## begin
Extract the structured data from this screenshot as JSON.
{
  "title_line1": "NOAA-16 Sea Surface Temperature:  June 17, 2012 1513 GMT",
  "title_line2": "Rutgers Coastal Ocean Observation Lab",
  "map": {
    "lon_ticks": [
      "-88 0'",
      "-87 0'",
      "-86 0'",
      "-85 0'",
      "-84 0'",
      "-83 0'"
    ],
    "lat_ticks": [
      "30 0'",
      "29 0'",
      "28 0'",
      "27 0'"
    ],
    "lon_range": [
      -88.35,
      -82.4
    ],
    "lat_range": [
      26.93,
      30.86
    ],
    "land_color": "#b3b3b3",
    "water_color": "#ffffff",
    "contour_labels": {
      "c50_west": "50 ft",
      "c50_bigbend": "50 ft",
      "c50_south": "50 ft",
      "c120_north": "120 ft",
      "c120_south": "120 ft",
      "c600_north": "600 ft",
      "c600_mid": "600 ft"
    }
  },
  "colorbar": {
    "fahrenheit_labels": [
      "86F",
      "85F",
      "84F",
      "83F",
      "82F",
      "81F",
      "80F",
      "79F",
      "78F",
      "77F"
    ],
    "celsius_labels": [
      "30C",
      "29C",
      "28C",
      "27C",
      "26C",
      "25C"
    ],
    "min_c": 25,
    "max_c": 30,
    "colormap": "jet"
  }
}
## end
What the task requires =
Above are the records; copy all of them exactly.

Full answer =
Extract the structured data from this screenshot as JSON.
{
  "title_line1": "NOAA-16 Sea Surface Temperature:  June 17, 2012 1513 GMT",
  "title_line2": "Rutgers Coastal Ocean Observation Lab",
  "map": {
    "lon_ticks": [
      "-88 0'",
      "-87 0'",
      "-86 0'",
      "-85 0'",
      "-84 0'",
      "-83 0'"
    ],
    "lat_ticks": [
      "30 0'",
      "29 0'",
      "28 0'",
      "27 0'"
    ],
    "lon_range": [
      -88.35,
      -82.4
    ],
    "lat_range": [
      26.93,
      30.86
    ],
    "land_color": "#b3b3b3",
    "water_color": "#ffffff",
    "contour_labels": {
      "c50_west": "50 ft",
      "c50_bigbend": "50 ft",
      "c50_south": "50 ft",
      "c120_north": "120 ft",
      "c120_south": "120 ft",
      "c600_north": "600 ft",
      "c600_mid": "600 ft"
    }
  },
  "colorbar": {
    "fahrenheit_labels": [
      "86F",
      "85F",
      "84F",
      "83F",
      "82F",
      "81F",
      "80F",
      "79F",
      "78F",
      "77F"
    ],
    "celsius_labels": [
      "30C",
      "29C",
      "28C",
      "27C",
      "26C",
      "25C"
    ],
    "min_c": 25,
    "max_c": 30,
    "colormap": "jet"
  }
}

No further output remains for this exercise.